WHAT YOU WILL DO
A. Reproduce word for word the part of the passage on policy stability and public opinion that begins at the words "Derek A. Epp" and stops after "changing public priorities.".
B. Write what comes next in the book description on agency decision making and policy instability, continuing after its last sentence.

When the Soviet Union launched Sputnik, the Red Scare seized the American public. While President Eisenhower cautioned restraint, his hand was forced, and NASA’s budget had increased five thousand percent over its pre-Sputnik levels by the time President Kennedy proposed landing a man on the moon. Spending on the space race is in no way unique; Almost every policy area has its own Sputnik-type story, where waves of popular support for an idea (or disillusionment with a previous one) created new political priorities, resulting in dramatic changes to the budget or compelling agencies to respond quickly with little knowledge or preparation. Is this instability an inherent feature of the policy process, or is it possible for an agency to deal with problems in a way that insulates it from swings in public opinion and thus imposes some stability on the decision making process?
           
Derek A. Epp argues that some agencies can indeed do that and that instability is at least partially a function of poor institutional design. While it is inherently more challenging to maintain stability around complex problems like immigration or climate change, the deliberative process itself can affect the degree of stability around an issue. Epp looks at whether agencies follow a deliberative model for decision making, in which policies are developed by means of debate among a small group of policymakers, or a collective model, in which the opinions of many people are aggregated, as with the stock market. He argues that, in many instances, the collective model produces more informed and stable policy outcomes that can be adapted more readily to new information and changing public priorities.
 

208 pages | 36 line drawings, 10 tables | 6 x 9 | © 2018

Political Science: American Government and Politics, Public Policy

Reviews

“Scholars of public administration and public policy grapple with an enduring question: under which conditions is public governance efficient and responsive? In this wonderful book, Epp argues that issues matter. Some issues are inherently more complex than others and therefore will be processed differently by decision-making bodies.”

MATERIAL SHOWN
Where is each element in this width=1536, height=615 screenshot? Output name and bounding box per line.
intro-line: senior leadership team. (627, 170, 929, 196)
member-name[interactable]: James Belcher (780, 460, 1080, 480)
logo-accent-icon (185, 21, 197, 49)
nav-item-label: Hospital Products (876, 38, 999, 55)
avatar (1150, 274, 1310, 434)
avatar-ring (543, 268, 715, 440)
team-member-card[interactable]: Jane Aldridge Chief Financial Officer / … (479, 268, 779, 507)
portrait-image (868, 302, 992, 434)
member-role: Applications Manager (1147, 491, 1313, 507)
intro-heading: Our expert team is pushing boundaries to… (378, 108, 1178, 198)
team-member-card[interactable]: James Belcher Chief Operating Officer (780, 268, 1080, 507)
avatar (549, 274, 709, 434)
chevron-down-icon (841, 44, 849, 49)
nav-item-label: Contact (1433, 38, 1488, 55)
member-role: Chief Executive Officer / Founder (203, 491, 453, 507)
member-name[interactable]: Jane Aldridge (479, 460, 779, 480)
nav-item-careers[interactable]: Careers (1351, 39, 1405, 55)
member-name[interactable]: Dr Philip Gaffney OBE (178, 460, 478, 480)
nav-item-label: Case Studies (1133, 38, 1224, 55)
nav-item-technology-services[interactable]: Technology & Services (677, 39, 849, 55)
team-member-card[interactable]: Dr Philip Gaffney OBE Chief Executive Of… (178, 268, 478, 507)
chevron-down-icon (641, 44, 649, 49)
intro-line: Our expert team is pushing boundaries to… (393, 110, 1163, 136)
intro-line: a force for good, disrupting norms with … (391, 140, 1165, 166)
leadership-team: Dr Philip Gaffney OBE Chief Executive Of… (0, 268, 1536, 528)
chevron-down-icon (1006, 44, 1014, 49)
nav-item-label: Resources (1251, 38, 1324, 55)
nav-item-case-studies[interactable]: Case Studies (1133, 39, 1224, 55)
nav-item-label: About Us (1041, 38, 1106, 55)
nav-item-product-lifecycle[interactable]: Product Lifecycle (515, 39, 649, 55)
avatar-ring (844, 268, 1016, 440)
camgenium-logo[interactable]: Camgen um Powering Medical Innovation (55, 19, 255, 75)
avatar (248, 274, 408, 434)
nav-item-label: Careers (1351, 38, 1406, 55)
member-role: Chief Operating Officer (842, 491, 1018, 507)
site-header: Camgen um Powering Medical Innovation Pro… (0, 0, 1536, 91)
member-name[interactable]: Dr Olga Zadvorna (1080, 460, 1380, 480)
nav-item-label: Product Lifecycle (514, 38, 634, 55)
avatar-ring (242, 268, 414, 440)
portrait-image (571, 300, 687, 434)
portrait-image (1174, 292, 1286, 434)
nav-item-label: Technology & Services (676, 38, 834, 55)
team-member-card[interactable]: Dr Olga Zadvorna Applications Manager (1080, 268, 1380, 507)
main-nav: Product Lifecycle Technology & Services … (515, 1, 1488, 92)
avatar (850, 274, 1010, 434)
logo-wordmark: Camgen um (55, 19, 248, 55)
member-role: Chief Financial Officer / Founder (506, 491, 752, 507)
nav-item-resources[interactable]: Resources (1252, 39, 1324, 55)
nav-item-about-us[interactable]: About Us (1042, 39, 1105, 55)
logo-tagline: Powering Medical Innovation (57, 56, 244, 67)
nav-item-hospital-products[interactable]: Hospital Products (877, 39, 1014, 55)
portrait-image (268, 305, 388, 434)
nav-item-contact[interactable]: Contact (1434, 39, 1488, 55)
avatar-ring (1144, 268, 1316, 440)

RESPONSES FOR EACH TASK
A.
Derek A. Epp argues that some agencies can indeed do that and that instability is at least partially a function of poor institutional design. While it is inherently more challenging to maintain stability around complex problems like immigration or climate change, the deliberative process itself can affect the degree of stability around an issue. Epp looks at whether agencies follow a deliberative model for decision making, in which policies are developed by means of debate among a small group of policymakers, or a collective model, in which the opinions of many people are aggregated, as with the stock market. He argues that, in many instances, the collective model produces more informed and stable policy outcomes that can be adapted more readily to new information and changing public priorities.

B.
Christian Breunig, University of Konstanz

"Epp makes a valuable contribution to policy theory, making the compelling case that stability is in and of itself an important goal within the broader desire of policy theorists to understand basic questions of policy change. His discussion also extends to explore the implications for institutional design.”

Chris Koski, Reed College

"Derek Epp provides a fresh set of answers to the. . . enduring and important questions of what accounts for changes in policy outcomes. . . . The argument and analysis are clear, compelling, and accessible for undergraduates and graduate students of public policy."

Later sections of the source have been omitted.